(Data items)
_ _ _ _

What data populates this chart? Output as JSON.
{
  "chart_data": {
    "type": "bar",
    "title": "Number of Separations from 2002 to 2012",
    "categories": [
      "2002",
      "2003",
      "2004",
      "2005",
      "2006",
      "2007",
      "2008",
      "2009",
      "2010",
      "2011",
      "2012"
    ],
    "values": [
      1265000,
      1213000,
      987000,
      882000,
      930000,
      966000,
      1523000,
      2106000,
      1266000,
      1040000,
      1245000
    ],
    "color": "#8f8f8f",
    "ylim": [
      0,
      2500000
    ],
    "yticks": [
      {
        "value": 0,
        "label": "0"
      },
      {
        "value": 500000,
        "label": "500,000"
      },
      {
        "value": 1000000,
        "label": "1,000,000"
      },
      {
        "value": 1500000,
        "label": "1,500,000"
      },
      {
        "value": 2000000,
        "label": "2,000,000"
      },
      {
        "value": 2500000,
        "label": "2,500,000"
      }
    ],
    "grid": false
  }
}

_ _ _ _

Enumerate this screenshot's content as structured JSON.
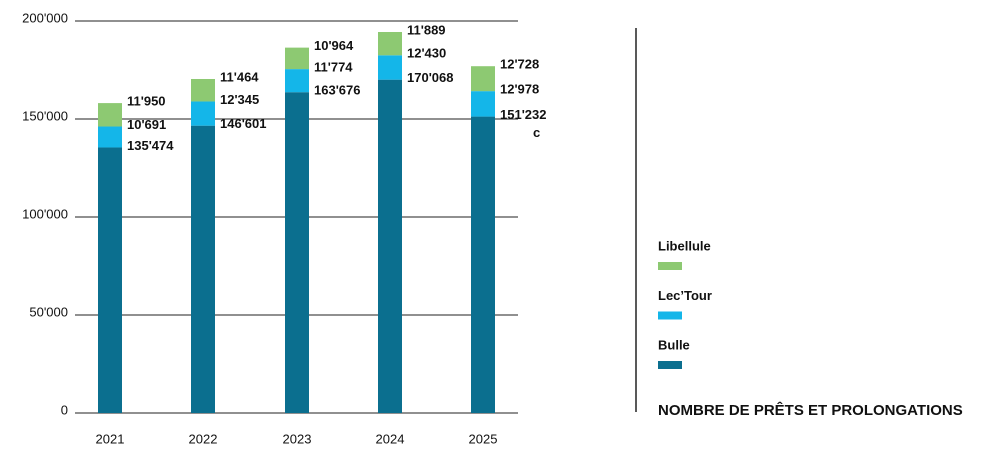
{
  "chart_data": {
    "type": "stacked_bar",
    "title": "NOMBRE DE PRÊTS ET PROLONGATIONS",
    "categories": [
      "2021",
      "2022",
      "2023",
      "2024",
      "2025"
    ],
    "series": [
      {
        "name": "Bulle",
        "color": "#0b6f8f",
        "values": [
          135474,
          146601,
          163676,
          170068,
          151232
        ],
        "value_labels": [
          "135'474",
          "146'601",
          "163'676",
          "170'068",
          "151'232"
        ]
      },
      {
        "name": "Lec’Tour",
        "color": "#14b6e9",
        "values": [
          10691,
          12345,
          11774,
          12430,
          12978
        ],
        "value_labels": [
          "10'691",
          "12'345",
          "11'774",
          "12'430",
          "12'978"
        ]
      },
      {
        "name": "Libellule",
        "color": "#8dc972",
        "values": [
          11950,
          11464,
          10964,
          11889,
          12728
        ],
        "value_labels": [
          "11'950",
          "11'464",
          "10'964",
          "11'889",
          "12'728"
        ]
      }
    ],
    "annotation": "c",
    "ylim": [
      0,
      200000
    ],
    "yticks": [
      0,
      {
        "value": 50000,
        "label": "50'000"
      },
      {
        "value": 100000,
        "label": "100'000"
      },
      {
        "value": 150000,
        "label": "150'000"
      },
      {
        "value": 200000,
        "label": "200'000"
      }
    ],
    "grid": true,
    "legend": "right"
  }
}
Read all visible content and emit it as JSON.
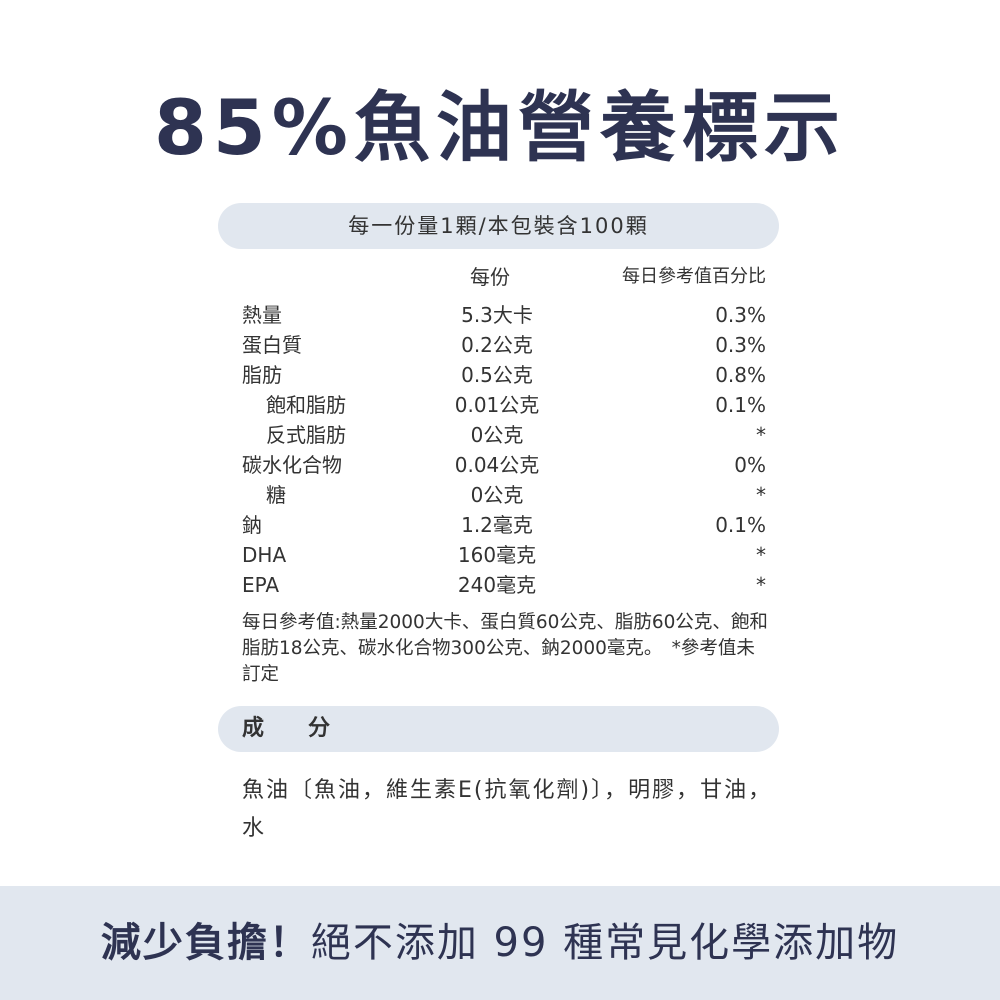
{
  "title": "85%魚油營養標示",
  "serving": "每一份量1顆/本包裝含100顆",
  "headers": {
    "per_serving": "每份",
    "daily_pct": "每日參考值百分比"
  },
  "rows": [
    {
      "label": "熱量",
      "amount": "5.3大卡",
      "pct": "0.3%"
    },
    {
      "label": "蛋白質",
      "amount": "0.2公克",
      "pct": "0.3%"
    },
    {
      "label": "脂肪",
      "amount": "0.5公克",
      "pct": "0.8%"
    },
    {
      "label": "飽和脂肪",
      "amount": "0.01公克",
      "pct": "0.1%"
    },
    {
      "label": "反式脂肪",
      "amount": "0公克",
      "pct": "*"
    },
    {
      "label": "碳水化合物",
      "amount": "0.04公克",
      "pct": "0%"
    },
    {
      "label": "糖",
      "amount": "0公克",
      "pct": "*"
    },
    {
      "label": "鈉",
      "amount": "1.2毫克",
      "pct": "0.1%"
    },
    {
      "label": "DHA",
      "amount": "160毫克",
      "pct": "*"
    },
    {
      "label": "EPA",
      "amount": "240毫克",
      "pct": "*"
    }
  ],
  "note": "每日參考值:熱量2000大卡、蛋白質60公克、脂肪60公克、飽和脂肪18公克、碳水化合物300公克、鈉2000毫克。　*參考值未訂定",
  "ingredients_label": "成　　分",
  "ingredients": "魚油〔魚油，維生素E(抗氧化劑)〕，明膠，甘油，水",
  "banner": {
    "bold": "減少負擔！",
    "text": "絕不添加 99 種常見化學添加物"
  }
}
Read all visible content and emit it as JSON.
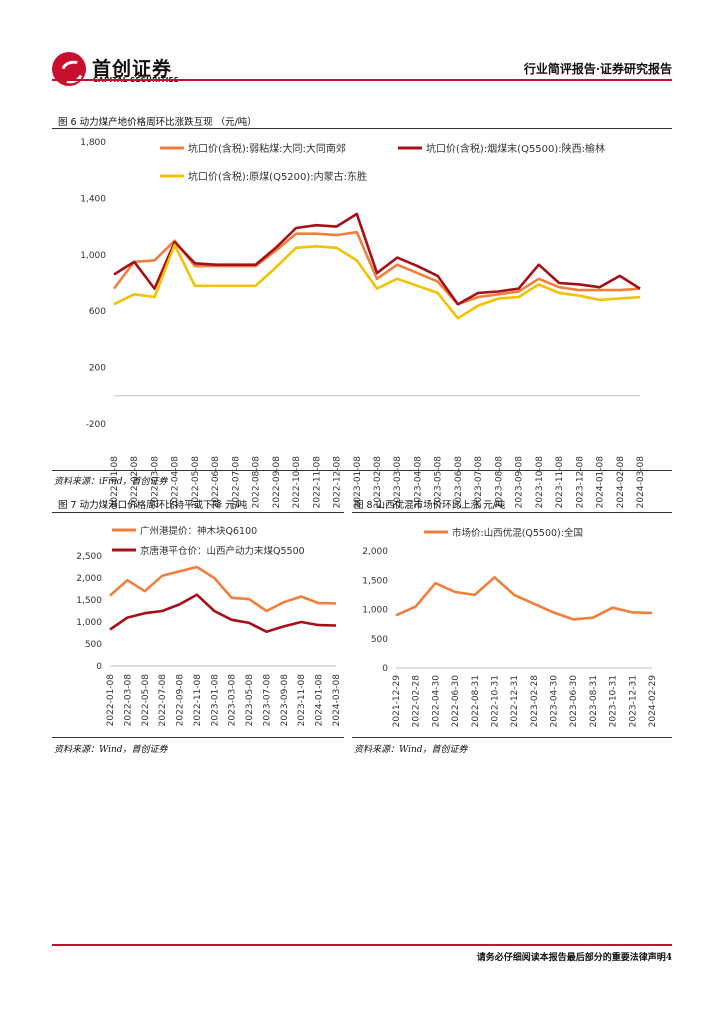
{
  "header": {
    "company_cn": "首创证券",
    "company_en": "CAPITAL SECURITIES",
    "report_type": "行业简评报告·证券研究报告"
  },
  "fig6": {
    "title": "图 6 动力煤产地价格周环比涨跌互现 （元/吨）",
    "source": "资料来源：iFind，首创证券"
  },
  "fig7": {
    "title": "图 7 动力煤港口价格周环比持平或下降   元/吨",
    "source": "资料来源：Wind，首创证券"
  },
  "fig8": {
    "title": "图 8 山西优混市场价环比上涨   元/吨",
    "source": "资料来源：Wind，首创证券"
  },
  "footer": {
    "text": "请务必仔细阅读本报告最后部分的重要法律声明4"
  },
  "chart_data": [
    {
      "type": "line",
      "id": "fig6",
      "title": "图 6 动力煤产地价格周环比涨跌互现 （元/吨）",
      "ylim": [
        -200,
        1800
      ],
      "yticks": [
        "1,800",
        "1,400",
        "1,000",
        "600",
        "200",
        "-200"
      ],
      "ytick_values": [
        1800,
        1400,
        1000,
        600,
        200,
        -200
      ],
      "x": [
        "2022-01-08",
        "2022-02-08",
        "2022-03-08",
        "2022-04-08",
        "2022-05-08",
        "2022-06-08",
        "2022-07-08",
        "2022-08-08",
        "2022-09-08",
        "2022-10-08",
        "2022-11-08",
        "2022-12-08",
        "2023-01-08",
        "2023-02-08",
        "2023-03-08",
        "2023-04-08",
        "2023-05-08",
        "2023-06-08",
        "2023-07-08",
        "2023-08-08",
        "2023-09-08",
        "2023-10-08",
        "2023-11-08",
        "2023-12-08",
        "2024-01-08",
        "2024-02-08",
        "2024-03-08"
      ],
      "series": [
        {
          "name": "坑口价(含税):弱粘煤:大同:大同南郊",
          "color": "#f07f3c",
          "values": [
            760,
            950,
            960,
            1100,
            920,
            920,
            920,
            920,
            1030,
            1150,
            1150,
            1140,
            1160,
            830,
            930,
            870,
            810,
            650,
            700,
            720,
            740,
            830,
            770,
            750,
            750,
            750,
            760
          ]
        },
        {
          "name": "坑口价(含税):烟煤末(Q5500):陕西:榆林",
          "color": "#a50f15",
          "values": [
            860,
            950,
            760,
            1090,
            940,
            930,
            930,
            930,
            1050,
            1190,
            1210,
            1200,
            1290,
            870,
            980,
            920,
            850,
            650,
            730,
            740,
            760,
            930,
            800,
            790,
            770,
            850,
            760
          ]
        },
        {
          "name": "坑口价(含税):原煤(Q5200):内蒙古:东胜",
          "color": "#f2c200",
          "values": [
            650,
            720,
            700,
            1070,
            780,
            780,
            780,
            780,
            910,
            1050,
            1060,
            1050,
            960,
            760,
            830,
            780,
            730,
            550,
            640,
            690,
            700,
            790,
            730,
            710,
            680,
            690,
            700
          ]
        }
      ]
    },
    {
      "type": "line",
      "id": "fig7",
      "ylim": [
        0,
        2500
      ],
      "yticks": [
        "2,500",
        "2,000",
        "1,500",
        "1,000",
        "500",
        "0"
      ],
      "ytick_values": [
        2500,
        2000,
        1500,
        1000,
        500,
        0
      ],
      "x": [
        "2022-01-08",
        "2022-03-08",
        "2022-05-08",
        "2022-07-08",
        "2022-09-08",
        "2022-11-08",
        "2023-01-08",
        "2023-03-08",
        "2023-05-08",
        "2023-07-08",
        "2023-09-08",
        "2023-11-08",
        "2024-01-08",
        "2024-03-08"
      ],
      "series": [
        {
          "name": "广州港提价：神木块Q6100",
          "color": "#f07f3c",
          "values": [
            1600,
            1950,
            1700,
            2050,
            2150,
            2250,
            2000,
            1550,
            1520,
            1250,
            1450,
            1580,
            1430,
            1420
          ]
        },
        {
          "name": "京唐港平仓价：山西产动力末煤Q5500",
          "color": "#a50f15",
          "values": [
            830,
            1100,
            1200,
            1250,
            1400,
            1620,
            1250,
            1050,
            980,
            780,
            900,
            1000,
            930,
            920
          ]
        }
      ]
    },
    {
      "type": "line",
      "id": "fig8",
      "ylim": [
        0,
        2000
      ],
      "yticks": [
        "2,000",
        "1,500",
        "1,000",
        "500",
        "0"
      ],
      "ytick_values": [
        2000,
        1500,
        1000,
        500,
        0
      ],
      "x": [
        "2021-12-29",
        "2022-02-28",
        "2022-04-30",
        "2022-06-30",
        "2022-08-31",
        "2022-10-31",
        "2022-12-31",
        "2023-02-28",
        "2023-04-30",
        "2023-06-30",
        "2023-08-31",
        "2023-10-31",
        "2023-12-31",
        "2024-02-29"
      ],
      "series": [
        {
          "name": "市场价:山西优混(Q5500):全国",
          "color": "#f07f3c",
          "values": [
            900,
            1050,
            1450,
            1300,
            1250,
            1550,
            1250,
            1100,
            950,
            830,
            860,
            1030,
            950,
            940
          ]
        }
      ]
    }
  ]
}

_ _ _ _

In the records above, find each line with the word "首创证券" and copy it.

▶ _Response_
    "company_cn": "首创证券",
    "source": "资料来源：iFind，首创证券"
    "source": "资料来源：Wind，首创证券"
    "source": "资料来源：Wind，首创证券"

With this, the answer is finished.